▶ [ENTRIES SUPPLIED]:
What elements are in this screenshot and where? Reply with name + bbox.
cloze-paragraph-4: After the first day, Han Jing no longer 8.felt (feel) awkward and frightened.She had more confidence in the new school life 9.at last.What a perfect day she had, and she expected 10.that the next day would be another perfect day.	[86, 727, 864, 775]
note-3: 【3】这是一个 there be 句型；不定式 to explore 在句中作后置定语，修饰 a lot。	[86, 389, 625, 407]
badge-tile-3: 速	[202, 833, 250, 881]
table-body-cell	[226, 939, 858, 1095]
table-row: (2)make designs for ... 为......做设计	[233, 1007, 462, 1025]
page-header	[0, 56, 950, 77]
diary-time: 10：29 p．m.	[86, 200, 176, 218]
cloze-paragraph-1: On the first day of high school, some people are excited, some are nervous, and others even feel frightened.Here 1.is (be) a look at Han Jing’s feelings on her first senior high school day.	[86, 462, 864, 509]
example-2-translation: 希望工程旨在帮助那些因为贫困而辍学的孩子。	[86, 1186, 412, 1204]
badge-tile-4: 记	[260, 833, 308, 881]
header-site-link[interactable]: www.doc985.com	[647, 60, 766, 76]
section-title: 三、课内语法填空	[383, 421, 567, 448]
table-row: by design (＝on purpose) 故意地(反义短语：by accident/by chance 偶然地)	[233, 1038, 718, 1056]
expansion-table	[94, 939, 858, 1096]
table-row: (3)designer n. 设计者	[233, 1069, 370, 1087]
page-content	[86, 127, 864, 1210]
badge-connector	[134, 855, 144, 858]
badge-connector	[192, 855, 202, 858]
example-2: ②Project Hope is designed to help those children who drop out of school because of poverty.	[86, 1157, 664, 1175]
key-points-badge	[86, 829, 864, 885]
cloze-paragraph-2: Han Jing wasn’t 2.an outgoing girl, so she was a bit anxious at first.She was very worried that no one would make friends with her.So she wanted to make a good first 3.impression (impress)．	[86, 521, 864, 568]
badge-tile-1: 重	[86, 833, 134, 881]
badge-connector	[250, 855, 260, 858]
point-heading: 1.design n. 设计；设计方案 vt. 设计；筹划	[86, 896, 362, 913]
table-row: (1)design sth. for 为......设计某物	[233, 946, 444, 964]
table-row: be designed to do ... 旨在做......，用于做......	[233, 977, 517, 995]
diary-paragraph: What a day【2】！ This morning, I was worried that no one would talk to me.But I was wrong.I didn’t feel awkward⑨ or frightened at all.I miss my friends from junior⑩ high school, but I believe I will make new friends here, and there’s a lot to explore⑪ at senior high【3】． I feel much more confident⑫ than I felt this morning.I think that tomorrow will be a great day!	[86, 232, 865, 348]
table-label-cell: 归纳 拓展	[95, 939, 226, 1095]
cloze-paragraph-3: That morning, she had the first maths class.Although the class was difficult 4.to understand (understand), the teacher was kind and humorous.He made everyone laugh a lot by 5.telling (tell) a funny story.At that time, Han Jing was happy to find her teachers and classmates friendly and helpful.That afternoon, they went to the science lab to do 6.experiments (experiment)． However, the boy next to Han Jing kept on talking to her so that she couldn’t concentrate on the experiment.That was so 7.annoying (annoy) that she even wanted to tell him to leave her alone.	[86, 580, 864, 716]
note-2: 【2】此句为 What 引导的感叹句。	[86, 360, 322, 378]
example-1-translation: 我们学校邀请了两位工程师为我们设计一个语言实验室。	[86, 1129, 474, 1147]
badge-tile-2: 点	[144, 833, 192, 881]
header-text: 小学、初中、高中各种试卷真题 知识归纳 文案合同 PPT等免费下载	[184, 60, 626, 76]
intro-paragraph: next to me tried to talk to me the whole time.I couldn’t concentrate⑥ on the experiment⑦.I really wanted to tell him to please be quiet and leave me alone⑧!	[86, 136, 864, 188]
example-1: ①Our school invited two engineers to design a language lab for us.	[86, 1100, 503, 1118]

▶ [JOB]: Rewrite the records, from the first line through the line containing "cloze-paragraph-2: Han Jing", as a Markdown table with the columns Number and Line, numbering each row and omitting blank lines.

▶ [EXERCISE ANSWER]:
| Number | Line |
|---|---|
| 1 | What elements are in this screenshot and where? Reply with name + bbox. |
| 2 | cloze-paragraph-4: After the first day, Han Jing no longer 8.felt (feel) awkward and frightened.She had more confidence in the new school life 9.at last.What a perfect day she had, and she expected 10.that the next day would be another perfect day.	[86, 727, 864, 775] |
| 3 | note-3: 【3】这是一个 there be 句型；不定式 to explore 在句中作后置定语，修饰 a lot。	[86, 389, 625, 407] |
| 4 | badge-tile-3: 速	[202, 833, 250, 881] |
| 5 | table-body-cell	[226, 939, 858, 1095] |
| 6 | table-row: (2)make designs for ... 为......做设计	[233, 1007, 462, 1025] |
| 7 | page-header	[0, 56, 950, 77] |
| 8 | diary-time: 10：29 p．m.	[86, 200, 176, 218] |
| 9 | cloze-paragraph-1: On the first day of high school, some people are excited, some are nervous, and others even feel frightened.Here 1.is (be) a look at Han Jing’s feelings on her first senior high school day.	[86, 462, 864, 509] |
| 10 | example-2-translation: 希望工程旨在帮助那些因为贫困而辍学的孩子。	[86, 1186, 412, 1204] |
| 11 | badge-tile-4: 记	[260, 833, 308, 881] |
| 12 | header-site-link[interactable]: www.doc985.com	[647, 60, 766, 76] |
| 13 | section-title: 三、课内语法填空	[383, 421, 567, 448] |
| 14 | table-row: by design (＝on purpose) 故意地(反义短语：by accident/by chance 偶然地)	[233, 1038, 718, 1056] |
| 15 | expansion-table	[94, 939, 858, 1096] |
| 16 | table-row: (3)designer n. 设计者	[233, 1069, 370, 1087] |
| 17 | page-content	[86, 127, 864, 1210] |
| 18 | badge-connector	[134, 855, 144, 858] |
| 19 | badge-connector	[192, 855, 202, 858] |
| 20 | example-2: ②Project Hope is designed to help those children who drop out of school because of poverty.	[86, 1157, 664, 1175] |
| 21 | key-points-badge	[86, 829, 864, 885] |
| 22 | cloze-paragraph-2: Han Jing wasn’t 2.an outgoing girl, so she was a bit anxious at first.She was very worried that no one would make friends with her.So she wanted to make a good first 3.impression (impress)．	[86, 521, 864, 568] |